## begin THE DATA

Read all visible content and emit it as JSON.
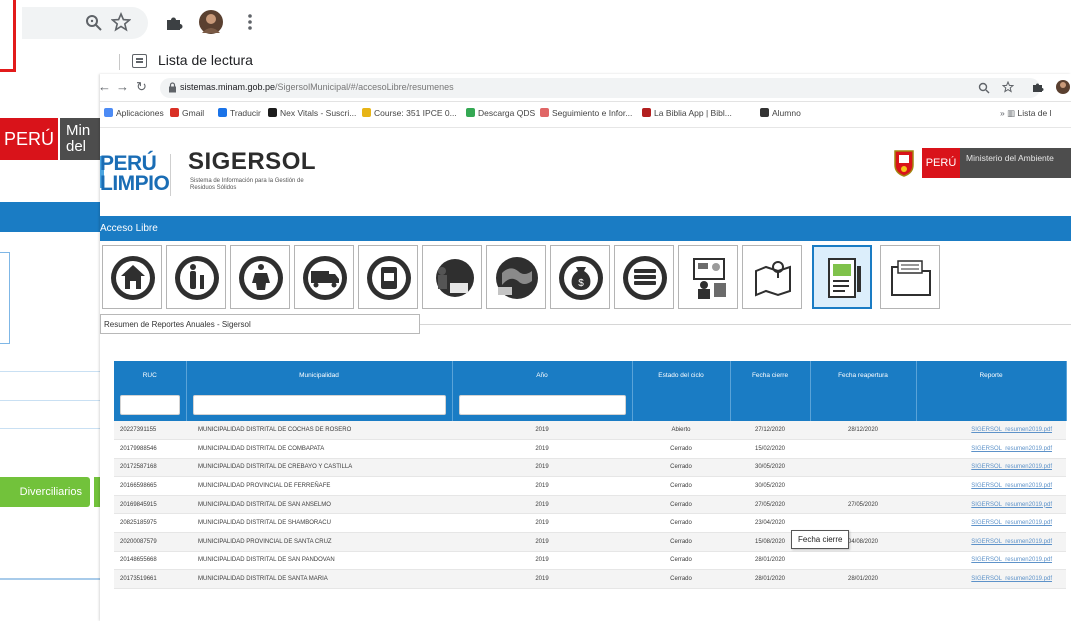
{
  "background_window": {
    "toolbar_icons": [
      "search-icon",
      "star-icon",
      "puzzle-icon",
      "avatar",
      "menu-dots-icon"
    ],
    "reading_list_label": "Lista de lectura",
    "peru_badge": "PERÚ",
    "ministry_label": "Min del",
    "green_button_label": "Diverciliarios"
  },
  "browser": {
    "url_host": "sistemas.minam.gob.pe",
    "url_path": "/SigersolMunicipal/#/accesoLibre/resumenes",
    "bookmarks": [
      {
        "label": "Aplicaciones",
        "color": "#4c8bf5"
      },
      {
        "label": "Gmail",
        "color": "#d93025"
      },
      {
        "label": "Traducir",
        "color": "#1a73e8"
      },
      {
        "label": "Nex Vitals - Suscri...",
        "color": "#1c1c1c"
      },
      {
        "label": "Course: 351 IPCE 0...",
        "color": "#e7b416"
      },
      {
        "label": "Descarga QDS",
        "color": "#34a853"
      },
      {
        "label": "Seguimiento e Infor...",
        "color": "#e06666"
      },
      {
        "label": "La Biblia App | Bibl...",
        "color": "#b21f1f"
      },
      {
        "label": "Alumno",
        "color": "#333333"
      }
    ],
    "reading_list_short": "Lista de l"
  },
  "header": {
    "logo_line1": "PERÚ",
    "logo_line2": "LIMPIO",
    "app_title": "SIGERSOL",
    "app_subtitle": "Sistema de Información para la Gestión de Residuos Sólidos",
    "peru_badge": "PERÚ",
    "ministry": "Ministerio del Ambiente"
  },
  "access_bar": {
    "label": "Acceso Libre"
  },
  "modules": [
    {
      "icon": "house-icon",
      "active": false
    },
    {
      "icon": "people-icon",
      "active": false
    },
    {
      "icon": "recycle-person-icon",
      "active": false
    },
    {
      "icon": "truck-icon",
      "active": false
    },
    {
      "icon": "bin-icon",
      "active": false
    },
    {
      "icon": "worker-icon",
      "active": false
    },
    {
      "icon": "globe-icon",
      "active": false
    },
    {
      "icon": "money-bag-icon",
      "active": false
    },
    {
      "icon": "stack-icon",
      "active": false
    },
    {
      "icon": "presentation-icon",
      "active": false
    },
    {
      "icon": "map-icon",
      "active": true
    },
    {
      "icon": "report-icon",
      "active": false
    },
    {
      "icon": "folder-icon",
      "active": false
    }
  ],
  "section_title": "Resumen de Reportes Anuales - Sigersol",
  "table": {
    "columns": [
      "RUC",
      "Municipalidad",
      "Año",
      "Estado del ciclo",
      "Fecha cierre",
      "Fecha reapertura",
      "Reporte"
    ],
    "rows": [
      [
        "20227391155",
        "MUNICIPALIDAD DISTRITAL DE COCHAS DE ROSERO",
        "2019",
        "Abierto",
        "27/12/2020",
        "28/12/2020",
        "SIGERSOL_resumen2019.pdf"
      ],
      [
        "20179988546",
        "MUNICIPALIDAD DISTRITAL DE COMBAPATA",
        "2019",
        "Cerrado",
        "15/02/2020",
        "",
        "SIGERSOL_resumen2019.pdf"
      ],
      [
        "20172587168",
        "MUNICIPALIDAD DISTRITAL DE CREBAYO Y CASTILLA",
        "2019",
        "Cerrado",
        "30/05/2020",
        "",
        "SIGERSOL_resumen2019.pdf"
      ],
      [
        "20166598665",
        "MUNICIPALIDAD PROVINCIAL DE FERREÑAFE",
        "2019",
        "Cerrado",
        "30/05/2020",
        "",
        "SIGERSOL_resumen2019.pdf"
      ],
      [
        "20169845915",
        "MUNICIPALIDAD DISTRITAL DE SAN ANSELMO",
        "2019",
        "Cerrado",
        "27/05/2020",
        "27/05/2020",
        "SIGERSOL_resumen2019.pdf"
      ],
      [
        "20825185975",
        "MUNICIPALIDAD DISTRITAL DE SHAMBORACU",
        "2019",
        "Cerrado",
        "23/04/2020",
        "",
        "SIGERSOL_resumen2019.pdf"
      ],
      [
        "20200087579",
        "MUNICIPALIDAD PROVINCIAL DE SANTA CRUZ",
        "2019",
        "Cerrado",
        "15/08/2020",
        "04/08/2020",
        "SIGERSOL_resumen2019.pdf"
      ],
      [
        "20148655668",
        "MUNICIPALIDAD DISTRITAL DE SAN PANDOVAN",
        "2019",
        "Cerrado",
        "28/01/2020",
        "",
        "SIGERSOL_resumen2019.pdf"
      ],
      [
        "20173519661",
        "MUNICIPALIDAD DISTRITAL DE SANTA MARIA",
        "2019",
        "Cerrado",
        "28/01/2020",
        "28/01/2020",
        "SIGERSOL_resumen2019.pdf"
      ]
    ]
  },
  "hover_tooltip": "Fecha cierre",
  "colors": {
    "primary_blue": "#1a7cc4",
    "peru_red": "#d9131a",
    "minam_grey": "#4d4d4d",
    "link_blue": "#5d92c9"
  }
}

## end THE DATA

JOB. Print the records word for word and exclude any picture they hold.

CORRECT RESPONSE.
Read all visible content and emit it as JSON.
{
  "background_window": {
    "toolbar_icons": [
      "search-icon",
      "star-icon",
      "puzzle-icon",
      "avatar",
      "menu-dots-icon"
    ],
    "reading_list_label": "Lista de lectura",
    "peru_badge": "PERÚ",
    "ministry_label": "Min del",
    "green_button_label": "Diverciliarios"
  },
  "browser": {
    "url_host": "sistemas.minam.gob.pe",
    "url_path": "/SigersolMunicipal/#/accesoLibre/resumenes",
    "bookmarks": [
      {
        "label": "Aplicaciones",
        "color": "#4c8bf5"
      },
      {
        "label": "Gmail",
        "color": "#d93025"
      },
      {
        "label": "Traducir",
        "color": "#1a73e8"
      },
      {
        "label": "Nex Vitals - Suscri...",
        "color": "#1c1c1c"
      },
      {
        "label": "Course: 351 IPCE 0...",
        "color": "#e7b416"
      },
      {
        "label": "Descarga QDS",
        "color": "#34a853"
      },
      {
        "label": "Seguimiento e Infor...",
        "color": "#e06666"
      },
      {
        "label": "La Biblia App | Bibl...",
        "color": "#b21f1f"
      },
      {
        "label": "Alumno",
        "color": "#333333"
      }
    ],
    "reading_list_short": "Lista de l"
  },
  "header": {
    "logo_line1": "PERÚ",
    "logo_line2": "LIMPIO",
    "app_title": "SIGERSOL",
    "app_subtitle": "Sistema de Información para la Gestión de Residuos Sólidos",
    "peru_badge": "PERÚ",
    "ministry": "Ministerio del Ambiente"
  },
  "access_bar": {
    "label": "Acceso Libre"
  },
  "modules": [
    {
      "icon": "house-icon",
      "active": false
    },
    {
      "icon": "people-icon",
      "active": false
    },
    {
      "icon": "recycle-person-icon",
      "active": false
    },
    {
      "icon": "truck-icon",
      "active": false
    },
    {
      "icon": "bin-icon",
      "active": false
    },
    {
      "icon": "worker-icon",
      "active": false
    },
    {
      "icon": "globe-icon",
      "active": false
    },
    {
      "icon": "money-bag-icon",
      "active": false
    },
    {
      "icon": "stack-icon",
      "active": false
    },
    {
      "icon": "presentation-icon",
      "active": false
    },
    {
      "icon": "map-icon",
      "active": true
    },
    {
      "icon": "report-icon",
      "active": false
    },
    {
      "icon": "folder-icon",
      "active": false
    }
  ],
  "section_title": "Resumen de Reportes Anuales - Sigersol",
  "table": {
    "columns": [
      "RUC",
      "Municipalidad",
      "Año",
      "Estado del ciclo",
      "Fecha cierre",
      "Fecha reapertura",
      "Reporte"
    ],
    "rows": [
      [
        "20227391155",
        "MUNICIPALIDAD DISTRITAL DE COCHAS DE ROSERO",
        "2019",
        "Abierto",
        "27/12/2020",
        "28/12/2020",
        "SIGERSOL_resumen2019.pdf"
      ],
      [
        "20179988546",
        "MUNICIPALIDAD DISTRITAL DE COMBAPATA",
        "2019",
        "Cerrado",
        "15/02/2020",
        "",
        "SIGERSOL_resumen2019.pdf"
      ],
      [
        "20172587168",
        "MUNICIPALIDAD DISTRITAL DE CREBAYO Y CASTILLA",
        "2019",
        "Cerrado",
        "30/05/2020",
        "",
        "SIGERSOL_resumen2019.pdf"
      ],
      [
        "20166598665",
        "MUNICIPALIDAD PROVINCIAL DE FERREÑAFE",
        "2019",
        "Cerrado",
        "30/05/2020",
        "",
        "SIGERSOL_resumen2019.pdf"
      ],
      [
        "20169845915",
        "MUNICIPALIDAD DISTRITAL DE SAN ANSELMO",
        "2019",
        "Cerrado",
        "27/05/2020",
        "27/05/2020",
        "SIGERSOL_resumen2019.pdf"
      ],
      [
        "20825185975",
        "MUNICIPALIDAD DISTRITAL DE SHAMBORACU",
        "2019",
        "Cerrado",
        "23/04/2020",
        "",
        "SIGERSOL_resumen2019.pdf"
      ],
      [
        "20200087579",
        "MUNICIPALIDAD PROVINCIAL DE SANTA CRUZ",
        "2019",
        "Cerrado",
        "15/08/2020",
        "04/08/2020",
        "SIGERSOL_resumen2019.pdf"
      ],
      [
        "20148655668",
        "MUNICIPALIDAD DISTRITAL DE SAN PANDOVAN",
        "2019",
        "Cerrado",
        "28/01/2020",
        "",
        "SIGERSOL_resumen2019.pdf"
      ],
      [
        "20173519661",
        "MUNICIPALIDAD DISTRITAL DE SANTA MARIA",
        "2019",
        "Cerrado",
        "28/01/2020",
        "28/01/2020",
        "SIGERSOL_resumen2019.pdf"
      ]
    ]
  },
  "hover_tooltip": "Fecha cierre",
  "colors": {
    "primary_blue": "#1a7cc4",
    "peru_red": "#d9131a",
    "minam_grey": "#4d4d4d",
    "link_blue": "#5d92c9"
  }
}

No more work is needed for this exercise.